__DOCUMENT EXCERPT__:
^^^^^^^^
An insurance score is a number, based largely on your credit history, that many insurers use to help predict how likely you are to file a claim. Where allowed, it can meaningfully affect your premium. It is related to, but not the same as, a credit score.
Key takeaways
- A credit-based insurance score uses credit-report data to estimate insurance risk.
- Where allowed, a stronger score can lower premiums and a weaker one can raise them.
- Some states restrict or prohibit its use, so its impact varies by where you live.
- It differs from a credit score, which predicts how likely you are to repay debt.
- The same habits that build credit help your insurance score over time.
What an insurance score is
A credit-based insurance score draws on information from your credit report, such as payment history, debt levels, and length of credit history, to estimate how likely you are to file an insurance claim.
Insurers use it because they have found it correlates with future claims. It is one of several factors that can feed into your premium, alongside things like your coverage history and the item being insured.
How it affects your rates
In states that allow it, your insurance score can move your premium in either direction.
| Score strength | Likely effect on premium |
|---|---|
| Stronger score | Can lower auto and home premiums |
| Weaker score | Can raise auto and home premiums |
Because some states restrict or prohibit the use of insurance scores, the size of this effect depends heavily on where you live. In a state that limits it, your score may matter little or not at all.
^^^^^^^^
Image region annotations
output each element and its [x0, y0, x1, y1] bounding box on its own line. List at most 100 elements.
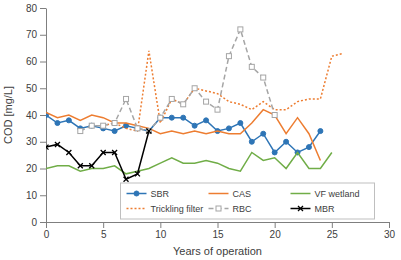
- marker: [204, 118, 209, 123]
- tick-label: 70: [26, 29, 38, 40]
- legend: SBR CAS VF wetland Trickling filter RBC MBR: [121, 183, 375, 219]
- legend-line: [291, 193, 311, 195]
- marker: [318, 129, 323, 134]
- plot: 0 5 10 15 20 25 30 0 10 20 30 40 50 60 70 80 SBR CAS VF we…: [26, 3, 396, 240]
- marker: [158, 115, 163, 120]
- marker: [101, 123, 106, 128]
- tick-label: 60: [26, 56, 38, 67]
- marker: [306, 145, 311, 150]
- y-axis: 0 10 20 30 40 50 60 70 80: [26, 3, 47, 228]
- x-axis-title: Years of operation: [173, 245, 262, 257]
- marker: [284, 139, 289, 144]
- tick-label: 10: [26, 190, 38, 201]
- tick: 30: [26, 136, 46, 147]
- tick: 60: [26, 56, 46, 67]
- marker: [272, 150, 277, 155]
- marker: [66, 150, 71, 155]
- tick-label: 20: [270, 229, 282, 240]
- marker: [158, 115, 163, 120]
- series-line: [103, 51, 343, 131]
- tick: 50: [26, 83, 46, 94]
- marker: [226, 54, 231, 59]
- marker: [112, 121, 117, 126]
- marker: [135, 171, 140, 176]
- tick-mark: [103, 222, 104, 228]
- tick: 15: [212, 222, 224, 240]
- data-layer: [46, 27, 343, 182]
- marker: [192, 123, 197, 128]
- x-axis: 0 5 10 15 20 25 30: [44, 222, 396, 240]
- tick-mark: [332, 222, 333, 228]
- tick: 10: [26, 190, 46, 201]
- legend-box: [121, 183, 375, 219]
- tick: 10: [155, 222, 167, 240]
- marker: [192, 86, 197, 91]
- tick-label: 10: [155, 229, 167, 240]
- marker: [112, 129, 117, 134]
- tick: 20: [270, 222, 282, 240]
- tick-label: 0: [31, 217, 37, 228]
- legend-marker: [134, 191, 139, 196]
- marker: [169, 96, 174, 101]
- marker: [249, 64, 254, 69]
- marker: [66, 118, 71, 123]
- marker: [135, 126, 140, 131]
- marker: [89, 123, 94, 128]
- marker: [226, 126, 231, 131]
- tick-mark: [275, 222, 276, 228]
- legend-line: [127, 208, 147, 210]
- tick-label: 0: [44, 229, 50, 240]
- marker: [215, 107, 220, 112]
- legend-item: SBR: [127, 189, 170, 199]
- tick-label: 50: [26, 83, 38, 94]
- legend-item: CAS: [209, 189, 252, 199]
- legend-label: SBR: [151, 189, 170, 199]
- legend-line: [209, 193, 229, 195]
- marker: [55, 142, 60, 147]
- tick: 80: [26, 3, 46, 14]
- marker: [89, 123, 94, 128]
- marker: [46, 145, 49, 150]
- tick-label: 30: [26, 136, 38, 147]
- marker: [101, 150, 106, 155]
- legend-item: VF wetland: [291, 189, 360, 199]
- tick: 20: [26, 163, 46, 174]
- marker: [169, 115, 174, 120]
- tick-label: 80: [26, 3, 38, 14]
- legend-label: Trickling filter: [151, 204, 204, 214]
- chart: 0 5 10 15 20 25 30 0 10 20 30 40 50 60 70 80 SBR CAS VF we…: [0, 0, 401, 260]
- tick: 25: [327, 222, 339, 240]
- y-axis-title: COD [mg/L]: [2, 86, 14, 144]
- marker: [238, 121, 243, 126]
- tick-mark: [40, 142, 46, 143]
- legend-label: CAS: [233, 189, 252, 199]
- tick-label: 40: [26, 110, 38, 121]
- marker: [181, 115, 186, 120]
- marker: [146, 129, 151, 134]
- tick: 70: [26, 29, 46, 40]
- marker: [238, 27, 243, 32]
- tick-label: 5: [101, 229, 107, 240]
- tick-mark: [40, 35, 46, 36]
- tick-mark: [40, 88, 46, 89]
- legend-label: RBC: [233, 204, 253, 214]
- marker: [55, 121, 60, 126]
- marker: [181, 102, 186, 107]
- tick: 40: [26, 110, 46, 121]
- legend-label: VF wetland: [315, 189, 360, 199]
- tick-mark: [40, 8, 46, 9]
- marker: [112, 150, 117, 155]
- legend-item: Trickling filter: [127, 204, 204, 214]
- series-line: [46, 131, 149, 179]
- legend-label: MBR: [315, 204, 336, 214]
- series-line: [80, 29, 274, 131]
- legend-item: RBC: [209, 204, 253, 214]
- marker: [78, 129, 83, 134]
- marker: [89, 163, 94, 168]
- series-line: [46, 110, 320, 161]
- tick-label: 30: [384, 229, 396, 240]
- marker: [124, 96, 129, 101]
- legend-marker: [216, 206, 221, 211]
- tick-label: 20: [26, 163, 38, 174]
- tick-mark: [389, 222, 390, 228]
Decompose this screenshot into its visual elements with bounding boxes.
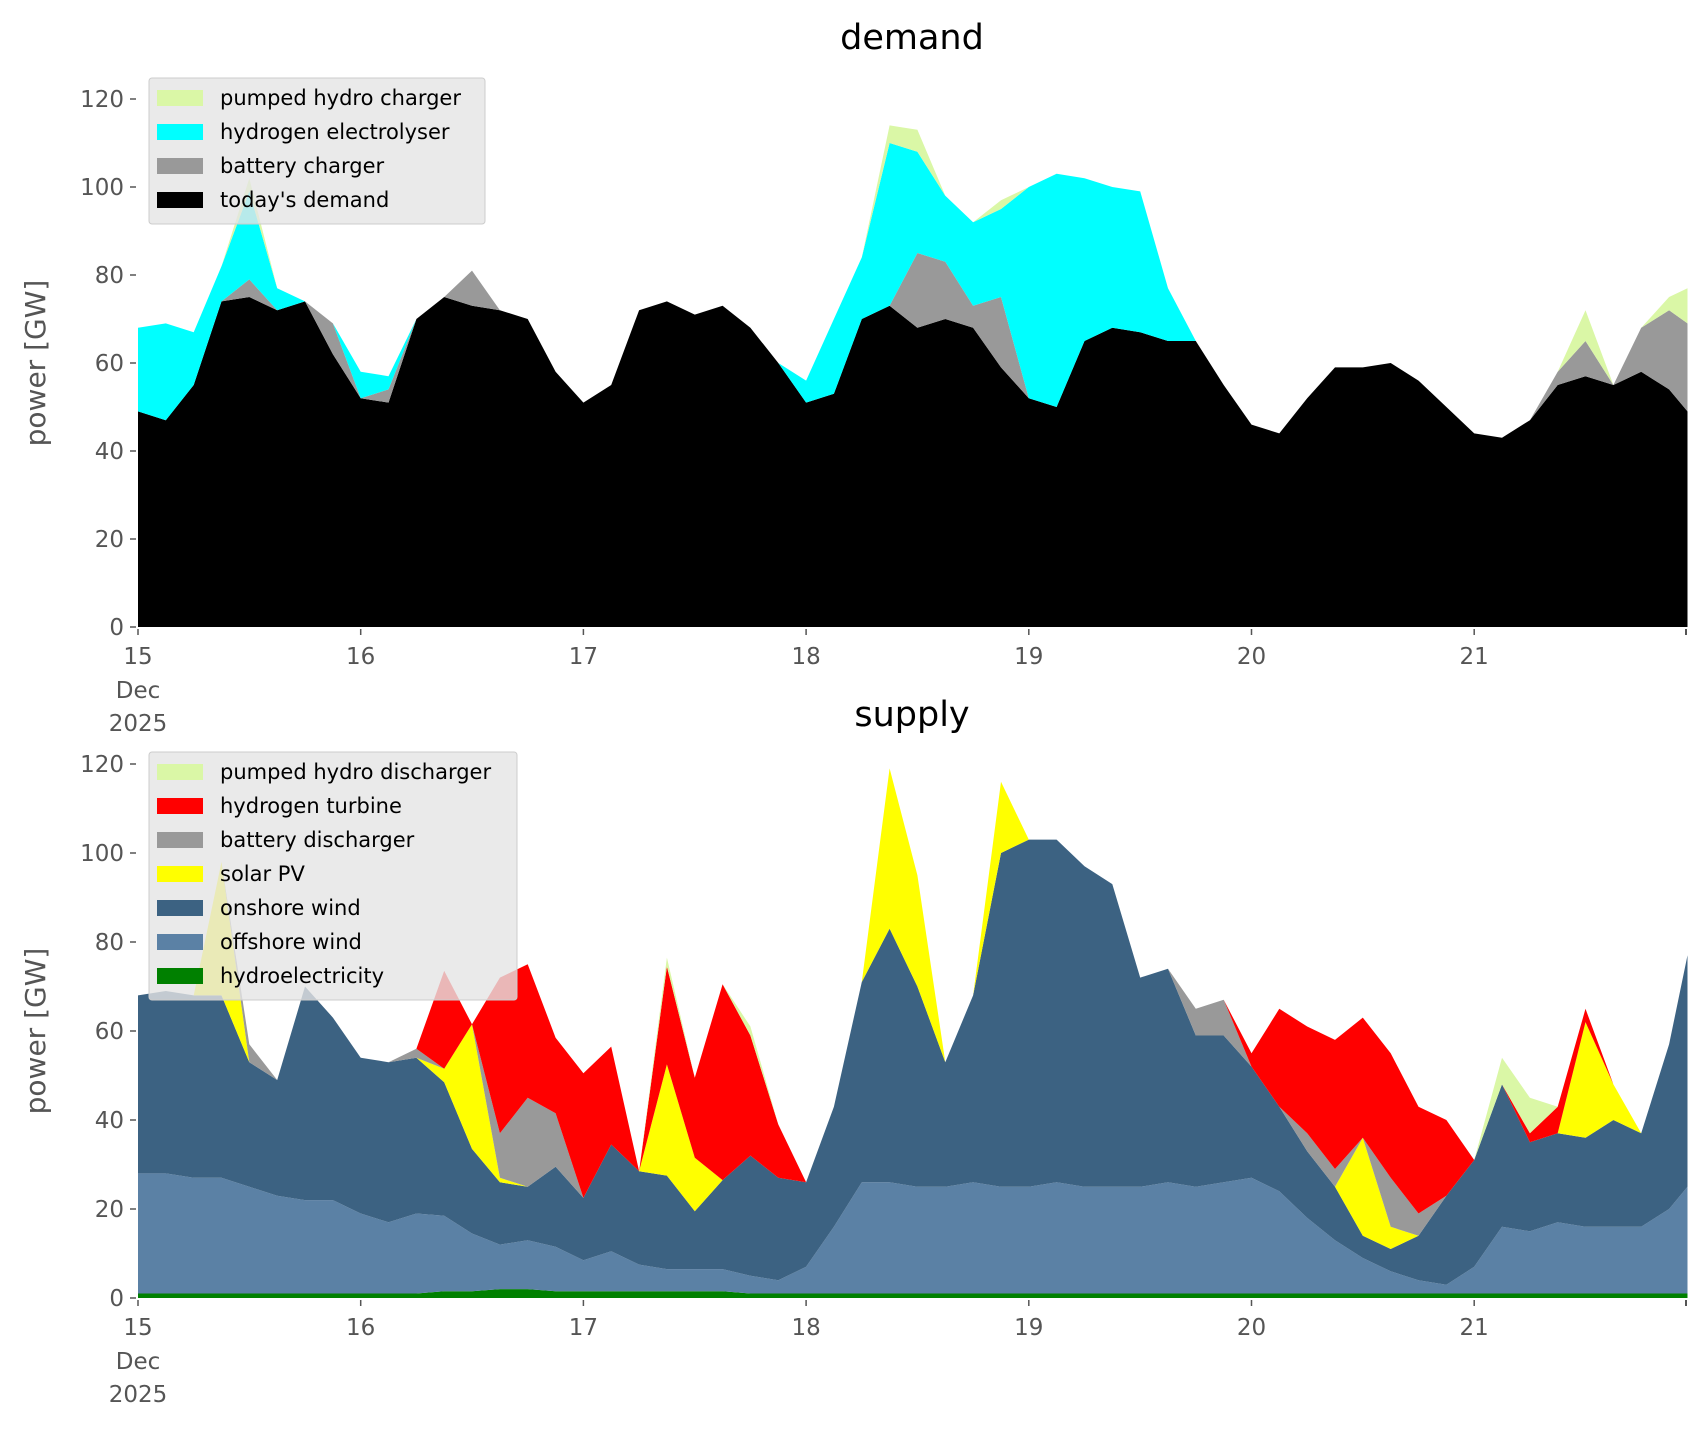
legend-label: pumped hydro discharger	[220, 760, 491, 784]
area-hydrogen-electrolyser	[138, 143, 1688, 438]
legend-swatch	[157, 968, 203, 984]
x-tick-label: 18	[791, 1315, 820, 1341]
y-axis-label: power [GW]	[19, 948, 52, 1115]
y-tick-label: 20	[95, 527, 124, 553]
demand-panel: 0 20 40 60 80 100 120 15 16 17 18 19 20 21 Dec 2025 powe…	[19, 18, 1688, 737]
legend-label: onshore wind	[220, 896, 361, 920]
chart-title: demand	[840, 18, 984, 58]
legend-label: hydrogen electrolyser	[220, 120, 450, 144]
x-tick-label: 21	[1460, 644, 1489, 670]
legend-label: today's demand	[220, 188, 389, 212]
legend: pumped hydro discharger hydrogen turbine b…	[148, 751, 518, 1001]
legend-box	[148, 77, 486, 225]
legend-swatch	[157, 934, 203, 950]
y-tick-label: 80	[95, 263, 124, 289]
x-tick-label: 20	[1237, 1315, 1266, 1341]
y-axis-label: power [GW]	[19, 280, 52, 447]
x-tick-sublabel: Dec	[116, 678, 161, 704]
legend-label: battery charger	[220, 154, 385, 178]
area-onshore-wind	[138, 839, 1688, 1285]
x-tick-sublabel: 2025	[109, 711, 168, 737]
legend-swatch	[157, 832, 203, 848]
y-tick-label: 100	[80, 175, 124, 201]
x-tick-label: 19	[1014, 644, 1043, 670]
legend-label: battery discharger	[220, 828, 415, 852]
legend-swatch	[157, 866, 203, 882]
y-tick-label: 0	[109, 1286, 124, 1312]
x-tick-label: 18	[791, 644, 820, 670]
legend-label: hydrogen turbine	[220, 794, 402, 818]
area-hydroelectricity	[138, 1289, 1688, 1298]
area-offshore-wind	[138, 1173, 1688, 1294]
area-battery-charger	[138, 253, 1688, 438]
legend-label: pumped hydro charger	[220, 86, 461, 110]
legend-swatch	[157, 90, 203, 106]
legend-swatch	[157, 900, 203, 916]
x-tick-label: 21	[1460, 1315, 1489, 1341]
legend-swatch	[157, 192, 203, 208]
y-tick-label: 20	[95, 1197, 124, 1223]
legend-label: offshore wind	[220, 930, 362, 954]
y-tick-label: 80	[95, 930, 124, 956]
supply-panel: 0 20 40 60 80 100 120 15 16 17 18 19 20 21 Dec 2025 powe…	[19, 695, 1688, 1408]
legend-label: hydroelectricity	[220, 964, 384, 988]
legend-box	[148, 751, 518, 1001]
x-tick-label: 20	[1237, 644, 1266, 670]
x-tick-label: 19	[1014, 1315, 1043, 1341]
y-tick-label: 60	[95, 1019, 124, 1045]
y-tick-label: 120	[80, 87, 124, 113]
chart-title: supply	[854, 695, 969, 735]
legend-swatch	[157, 764, 203, 780]
y-tick-label: 100	[80, 841, 124, 867]
x-tick-label: 17	[569, 644, 598, 670]
x-tick-label: 16	[346, 1315, 375, 1341]
x-tick-label: 15	[123, 1315, 152, 1341]
area-hydrogen-turbine	[138, 768, 1688, 1214]
x-tick-sublabel: Dec	[116, 1349, 161, 1375]
x-tick-label: 17	[569, 1315, 598, 1341]
y-tick-label: 0	[109, 615, 124, 641]
y-tick-label: 60	[95, 351, 124, 377]
legend-swatch	[157, 158, 203, 174]
legend-swatch	[157, 124, 203, 140]
legend-swatch	[157, 798, 203, 814]
area-today-s-demand	[138, 297, 1688, 627]
x-tick-label: 16	[346, 644, 375, 670]
y-tick-label: 120	[80, 752, 124, 778]
x-tick-sublabel: 2025	[109, 1382, 168, 1408]
legend: pumped hydro charger hydrogen electrolyse…	[148, 77, 486, 225]
y-tick-label: 40	[95, 439, 124, 465]
y-tick-label: 40	[95, 1108, 124, 1134]
area-solar-pv	[138, 768, 1688, 1249]
x-tick-label: 15	[123, 644, 152, 670]
legend-label: solar PV	[220, 862, 305, 886]
area-battery-discharger	[138, 768, 1688, 1236]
^^^^^^^^
__WRITTEN REQUEST__: Revise the insurance score text from "- Where allowed, a" to "by where you live." so that "ban" stands in place of "prohibit". This material was taken from a separate source.

__FULL RESPONSE__:
- Where allowed, a stronger score can lower premiums and a weaker one can raise them.
- Some states restrict or ban its use, so its impact varies by where you live.